Given exercise: Resume the seminar report on Islam and the state in Indonesia after its last sentence, writing on in the same manner.

Selection:
Wednesday 10 November 2010

SECOND THOUGHTS? AN ASSESSMENT OF ISLAM AND STATE IN INDONESIA

LSE IDEAS, the centre for the study of diplomacy, international affairs and strategy at the London School of Economics, hosted a seminar on Islam and the State: A Southeast Asian Perspective, featuring Dr. Bahtiar Effendy, a lecturer at State Islamic University (UIN) Syarif Hidayatullah in Jakarta, with Prof. Gilles Kepel, Director of the Moyen/Orient/Méditerranée Programme at Sciences Po in Paris and holder of the Phillipe Roman Chair in History and International Affairs, acting as discussant, and Tan Sri Dr Munir Majid, head of the Southeast Asia International Affairs Programme at LSE IDEAS, in the chair.

Dr Effendy's talk was largely based on his book Islam and the State in Indonesia (2003), a published verion of his PhD thesis at Ohio State University, defended in 1994. Notwithstanding the fact that Indonesia's political landscape has changed unrecognizably since the fall of Soeharto's New Order Regime, Effendy's study has only been updated with a relatively brief  'post-script' containing just a summary discussion of developments from 1999 to 2000. While earlier parts of the book contain valuable discussions of the role of a new Muslim intelligentsia in creating the 'New Islamic Intellectualism' of the 1970s and 1980s, which transformed the debate on religion and politics from a legal-formalist and exclusivist into a substantialist and inclusivist discourse, there is no mention of the rise of two ensuing generations of Muslim intellectuals, consisting of scholars from the State Islamic Universities in Jakarta and Yogyakarta (including Effendy himself) and younger intellectual-activists connected through networks such as the Jaringan Islam Liberal (JIL, Liberal Islam Network) or associated with the young cadres of the Nahdlatul Ulama (NU), referred to as NU Muda. Part heirs, part critics of the pioneers of this substantialist Islamic discourse they have been instrumental in the further shaping of an Indonesian variant of Islamic civil society.

Dr Bahtiar Effendy
Also from Effendy's presentation it was difficult to get a clear sense of where he sees Indonesia going. Having identified the early twentieth-century, the end of the Cold War, and post-9/11 as three key moments when the discussion of the relation between Islam and modernity and between religion and politics became particularly acute, he then restricted his discussion primarily to the domestic Indonesian context. 

Throughout the Soekarno and Soeharto years, Islamic political parties were considered as potential contenders for political power and were therefore clamped down on. Only in the 1950s, when a system that can be described as liberal and democratic was allowed to briefly flourish, were Islamic parties able to profile themselves uninhibitedly. This was reflected by their unsurpassed success in the 1955 elections, when the four Islamic parties together received 43% of the vote --- still, not a majority in a country that is 85-90% Muslim. Evidently, even then, large segments of Indonesia's Muslim intelligentsia did not want Islam as the basis for statehood.

Data listing:
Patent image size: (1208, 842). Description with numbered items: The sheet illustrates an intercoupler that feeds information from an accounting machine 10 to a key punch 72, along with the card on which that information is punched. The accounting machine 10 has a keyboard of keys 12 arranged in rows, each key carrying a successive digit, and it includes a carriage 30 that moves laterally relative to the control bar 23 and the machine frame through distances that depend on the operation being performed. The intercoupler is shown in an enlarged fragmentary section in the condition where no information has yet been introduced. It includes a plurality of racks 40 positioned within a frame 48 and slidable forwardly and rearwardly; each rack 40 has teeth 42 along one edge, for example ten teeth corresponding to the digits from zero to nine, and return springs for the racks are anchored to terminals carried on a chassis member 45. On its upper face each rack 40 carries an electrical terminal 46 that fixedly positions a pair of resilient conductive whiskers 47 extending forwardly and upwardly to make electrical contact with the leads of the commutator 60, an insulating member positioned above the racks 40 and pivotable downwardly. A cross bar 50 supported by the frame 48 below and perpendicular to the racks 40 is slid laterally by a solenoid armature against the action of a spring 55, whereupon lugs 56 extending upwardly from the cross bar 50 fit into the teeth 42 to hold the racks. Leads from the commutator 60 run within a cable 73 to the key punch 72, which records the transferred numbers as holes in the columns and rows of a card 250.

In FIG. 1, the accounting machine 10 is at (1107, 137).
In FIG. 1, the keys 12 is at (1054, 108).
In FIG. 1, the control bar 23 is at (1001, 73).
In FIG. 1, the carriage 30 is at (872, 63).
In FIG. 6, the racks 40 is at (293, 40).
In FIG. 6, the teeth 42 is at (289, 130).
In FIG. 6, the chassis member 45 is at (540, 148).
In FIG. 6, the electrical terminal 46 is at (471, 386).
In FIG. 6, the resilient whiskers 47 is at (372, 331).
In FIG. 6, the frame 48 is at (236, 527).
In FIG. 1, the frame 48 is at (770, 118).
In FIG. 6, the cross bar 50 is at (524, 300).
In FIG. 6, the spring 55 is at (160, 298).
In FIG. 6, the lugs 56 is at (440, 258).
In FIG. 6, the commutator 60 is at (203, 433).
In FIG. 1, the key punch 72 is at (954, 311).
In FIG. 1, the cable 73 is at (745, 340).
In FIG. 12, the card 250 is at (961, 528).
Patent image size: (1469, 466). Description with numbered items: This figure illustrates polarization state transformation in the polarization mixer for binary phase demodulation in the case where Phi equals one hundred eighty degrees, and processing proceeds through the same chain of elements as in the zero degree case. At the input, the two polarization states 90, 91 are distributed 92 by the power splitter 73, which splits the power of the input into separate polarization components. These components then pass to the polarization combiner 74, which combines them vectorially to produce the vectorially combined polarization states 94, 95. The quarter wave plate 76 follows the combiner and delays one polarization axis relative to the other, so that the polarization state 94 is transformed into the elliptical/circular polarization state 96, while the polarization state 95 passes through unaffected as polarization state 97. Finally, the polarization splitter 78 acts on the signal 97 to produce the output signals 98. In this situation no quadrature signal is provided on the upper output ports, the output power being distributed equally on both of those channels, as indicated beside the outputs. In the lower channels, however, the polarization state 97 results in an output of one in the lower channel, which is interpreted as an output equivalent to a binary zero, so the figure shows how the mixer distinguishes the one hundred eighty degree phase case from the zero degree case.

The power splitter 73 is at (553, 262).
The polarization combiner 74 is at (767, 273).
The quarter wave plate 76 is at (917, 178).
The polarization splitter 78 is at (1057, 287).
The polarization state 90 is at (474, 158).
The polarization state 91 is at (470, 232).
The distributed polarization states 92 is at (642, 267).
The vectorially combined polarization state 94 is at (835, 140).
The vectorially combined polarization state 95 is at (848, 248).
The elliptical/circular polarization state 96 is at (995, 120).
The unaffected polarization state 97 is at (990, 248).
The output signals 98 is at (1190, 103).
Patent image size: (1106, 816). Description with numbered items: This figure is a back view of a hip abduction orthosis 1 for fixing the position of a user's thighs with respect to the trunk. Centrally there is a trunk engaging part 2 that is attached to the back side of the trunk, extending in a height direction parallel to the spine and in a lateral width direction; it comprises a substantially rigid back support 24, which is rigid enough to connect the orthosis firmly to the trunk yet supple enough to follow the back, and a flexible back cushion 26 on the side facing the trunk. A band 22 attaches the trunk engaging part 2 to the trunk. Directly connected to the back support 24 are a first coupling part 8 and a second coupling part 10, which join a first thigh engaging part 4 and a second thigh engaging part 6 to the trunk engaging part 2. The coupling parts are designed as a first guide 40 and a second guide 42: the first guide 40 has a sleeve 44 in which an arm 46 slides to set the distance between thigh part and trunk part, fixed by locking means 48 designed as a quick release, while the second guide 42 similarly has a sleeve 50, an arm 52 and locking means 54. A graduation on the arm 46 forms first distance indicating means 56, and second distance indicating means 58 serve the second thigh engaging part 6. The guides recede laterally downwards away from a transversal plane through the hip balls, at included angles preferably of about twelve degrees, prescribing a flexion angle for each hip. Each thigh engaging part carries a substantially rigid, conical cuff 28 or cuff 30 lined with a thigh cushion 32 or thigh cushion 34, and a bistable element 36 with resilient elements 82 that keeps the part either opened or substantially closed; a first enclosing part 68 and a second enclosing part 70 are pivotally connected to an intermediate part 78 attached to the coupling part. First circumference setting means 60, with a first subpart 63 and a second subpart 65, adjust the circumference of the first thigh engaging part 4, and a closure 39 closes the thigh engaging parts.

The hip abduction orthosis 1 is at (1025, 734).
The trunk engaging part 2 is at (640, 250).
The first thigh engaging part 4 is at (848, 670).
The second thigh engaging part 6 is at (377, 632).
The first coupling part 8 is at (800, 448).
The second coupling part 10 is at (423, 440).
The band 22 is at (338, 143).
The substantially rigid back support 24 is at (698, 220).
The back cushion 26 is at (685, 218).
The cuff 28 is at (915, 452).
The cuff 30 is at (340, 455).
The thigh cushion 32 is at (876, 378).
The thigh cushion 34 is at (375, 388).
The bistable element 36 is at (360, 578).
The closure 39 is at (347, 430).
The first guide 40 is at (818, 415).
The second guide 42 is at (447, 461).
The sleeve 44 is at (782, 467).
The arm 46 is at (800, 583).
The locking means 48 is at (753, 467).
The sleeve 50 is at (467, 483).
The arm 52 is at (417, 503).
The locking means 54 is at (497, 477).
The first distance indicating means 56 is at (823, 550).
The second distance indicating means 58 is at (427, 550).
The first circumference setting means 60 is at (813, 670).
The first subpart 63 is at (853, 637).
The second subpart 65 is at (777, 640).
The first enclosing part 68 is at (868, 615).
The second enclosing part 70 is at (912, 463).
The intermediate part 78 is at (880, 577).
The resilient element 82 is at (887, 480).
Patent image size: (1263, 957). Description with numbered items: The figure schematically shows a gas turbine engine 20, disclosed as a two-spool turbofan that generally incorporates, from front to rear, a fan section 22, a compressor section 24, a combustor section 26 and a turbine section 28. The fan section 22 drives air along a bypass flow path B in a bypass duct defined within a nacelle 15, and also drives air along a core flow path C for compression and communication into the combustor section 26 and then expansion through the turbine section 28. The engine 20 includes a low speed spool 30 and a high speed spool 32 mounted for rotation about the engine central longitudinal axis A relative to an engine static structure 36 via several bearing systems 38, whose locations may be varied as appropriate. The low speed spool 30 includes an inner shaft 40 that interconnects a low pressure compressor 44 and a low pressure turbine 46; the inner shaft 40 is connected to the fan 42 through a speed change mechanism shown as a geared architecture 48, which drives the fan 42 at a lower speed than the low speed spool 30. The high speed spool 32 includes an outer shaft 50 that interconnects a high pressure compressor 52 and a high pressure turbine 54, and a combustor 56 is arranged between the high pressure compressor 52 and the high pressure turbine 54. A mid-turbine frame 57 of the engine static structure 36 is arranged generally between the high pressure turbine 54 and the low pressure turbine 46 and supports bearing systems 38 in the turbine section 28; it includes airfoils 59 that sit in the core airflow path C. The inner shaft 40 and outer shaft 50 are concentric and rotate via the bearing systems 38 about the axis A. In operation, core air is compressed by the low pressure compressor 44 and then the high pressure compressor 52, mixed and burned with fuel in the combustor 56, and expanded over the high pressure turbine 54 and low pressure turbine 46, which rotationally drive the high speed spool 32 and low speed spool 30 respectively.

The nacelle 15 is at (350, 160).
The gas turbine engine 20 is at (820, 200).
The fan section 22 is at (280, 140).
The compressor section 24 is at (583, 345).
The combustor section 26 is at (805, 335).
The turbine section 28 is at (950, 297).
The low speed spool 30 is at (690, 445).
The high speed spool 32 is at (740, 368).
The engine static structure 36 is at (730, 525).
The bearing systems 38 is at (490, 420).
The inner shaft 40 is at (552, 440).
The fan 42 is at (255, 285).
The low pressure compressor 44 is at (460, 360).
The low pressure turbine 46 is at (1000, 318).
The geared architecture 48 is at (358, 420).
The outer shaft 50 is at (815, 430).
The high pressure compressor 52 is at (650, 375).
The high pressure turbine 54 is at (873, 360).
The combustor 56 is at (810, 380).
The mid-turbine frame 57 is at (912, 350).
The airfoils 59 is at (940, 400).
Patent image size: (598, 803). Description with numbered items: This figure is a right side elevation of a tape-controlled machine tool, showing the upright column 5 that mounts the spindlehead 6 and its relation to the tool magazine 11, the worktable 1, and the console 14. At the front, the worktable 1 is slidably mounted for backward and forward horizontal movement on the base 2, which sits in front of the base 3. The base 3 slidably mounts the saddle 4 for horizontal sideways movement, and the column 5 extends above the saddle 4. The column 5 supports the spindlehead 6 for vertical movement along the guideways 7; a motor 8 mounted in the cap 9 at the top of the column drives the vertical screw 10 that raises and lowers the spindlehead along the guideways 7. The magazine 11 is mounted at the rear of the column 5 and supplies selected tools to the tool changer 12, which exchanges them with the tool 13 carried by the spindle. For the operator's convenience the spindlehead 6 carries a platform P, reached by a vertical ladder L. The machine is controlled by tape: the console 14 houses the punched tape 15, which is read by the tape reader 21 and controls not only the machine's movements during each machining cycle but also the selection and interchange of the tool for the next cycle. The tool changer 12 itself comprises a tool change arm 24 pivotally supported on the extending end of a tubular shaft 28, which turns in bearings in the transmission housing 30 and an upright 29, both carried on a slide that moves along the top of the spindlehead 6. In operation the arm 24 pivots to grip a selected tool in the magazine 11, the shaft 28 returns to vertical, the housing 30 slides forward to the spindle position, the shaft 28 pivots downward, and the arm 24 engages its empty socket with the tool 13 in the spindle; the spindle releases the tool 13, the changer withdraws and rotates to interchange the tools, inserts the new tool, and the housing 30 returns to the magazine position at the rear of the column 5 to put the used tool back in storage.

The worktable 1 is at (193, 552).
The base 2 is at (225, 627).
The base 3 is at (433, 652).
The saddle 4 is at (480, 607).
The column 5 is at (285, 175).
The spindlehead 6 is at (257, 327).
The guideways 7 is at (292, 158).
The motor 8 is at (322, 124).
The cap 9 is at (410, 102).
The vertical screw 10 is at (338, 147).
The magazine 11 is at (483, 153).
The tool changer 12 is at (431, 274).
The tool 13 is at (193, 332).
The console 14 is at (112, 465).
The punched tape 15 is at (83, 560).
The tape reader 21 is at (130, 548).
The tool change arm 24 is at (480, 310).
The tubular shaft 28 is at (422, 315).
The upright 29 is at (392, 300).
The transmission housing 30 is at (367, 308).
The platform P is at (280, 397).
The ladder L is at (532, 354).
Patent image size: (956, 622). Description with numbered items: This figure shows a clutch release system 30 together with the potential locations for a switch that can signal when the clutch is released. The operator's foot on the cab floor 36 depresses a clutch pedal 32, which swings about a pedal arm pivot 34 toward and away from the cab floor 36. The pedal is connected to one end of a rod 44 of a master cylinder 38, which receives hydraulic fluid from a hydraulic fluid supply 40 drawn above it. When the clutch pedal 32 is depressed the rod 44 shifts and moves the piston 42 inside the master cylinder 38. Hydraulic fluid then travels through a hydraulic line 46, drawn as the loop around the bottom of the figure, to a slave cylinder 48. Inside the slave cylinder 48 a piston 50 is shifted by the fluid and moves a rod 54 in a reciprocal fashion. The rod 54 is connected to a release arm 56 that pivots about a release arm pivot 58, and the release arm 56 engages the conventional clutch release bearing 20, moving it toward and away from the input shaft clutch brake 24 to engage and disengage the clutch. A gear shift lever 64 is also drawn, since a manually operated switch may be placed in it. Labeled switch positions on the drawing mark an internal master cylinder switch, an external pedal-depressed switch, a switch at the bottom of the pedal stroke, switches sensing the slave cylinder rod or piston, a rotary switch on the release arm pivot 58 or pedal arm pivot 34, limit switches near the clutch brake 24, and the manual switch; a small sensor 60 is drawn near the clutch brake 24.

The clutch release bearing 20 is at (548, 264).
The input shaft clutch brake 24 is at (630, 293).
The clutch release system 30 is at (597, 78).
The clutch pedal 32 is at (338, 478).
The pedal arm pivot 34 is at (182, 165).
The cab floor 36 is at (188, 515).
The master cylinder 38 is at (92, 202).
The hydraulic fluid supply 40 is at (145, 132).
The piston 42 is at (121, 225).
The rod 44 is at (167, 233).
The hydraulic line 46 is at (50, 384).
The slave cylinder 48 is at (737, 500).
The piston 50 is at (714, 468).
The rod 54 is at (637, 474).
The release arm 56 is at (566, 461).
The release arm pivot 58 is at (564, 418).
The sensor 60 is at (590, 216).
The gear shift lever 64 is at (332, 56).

In response:
The New Order Regime approached the Islam with the same suspicion as Soekarno had in the 1940s and during the 'Guided Democracy' of his later years. Islamic Parties were generally reduced to an outsider role in the political process  It was not until the 1970s, when this earlier mentioned new generation of intellectuals and technocrats formulated a non-formalist alternative Islamic discourse. Because it was no longer regarded as explicitly anti-state the state allowed more room for this kind of activism. In fact, the Muslim intelligentsia were not only co-opted in the government's development policies; eventually the state itself saw the usefulness of religion for driving its own objectives. and began boosting its own Islamic credentials. The power of Islamic courts was strenghtened in regards to personal and family law, the country began experimenting with Islamic banking, and the government established a kind of Islamic think tank, the 'Indonesian Association of Muslim Intellectuals' (Ikatan Cendekiawan Muslim se-Indonesia, ICMI), led by Minister of Technology and later Vice-President and President B.J. Habibie.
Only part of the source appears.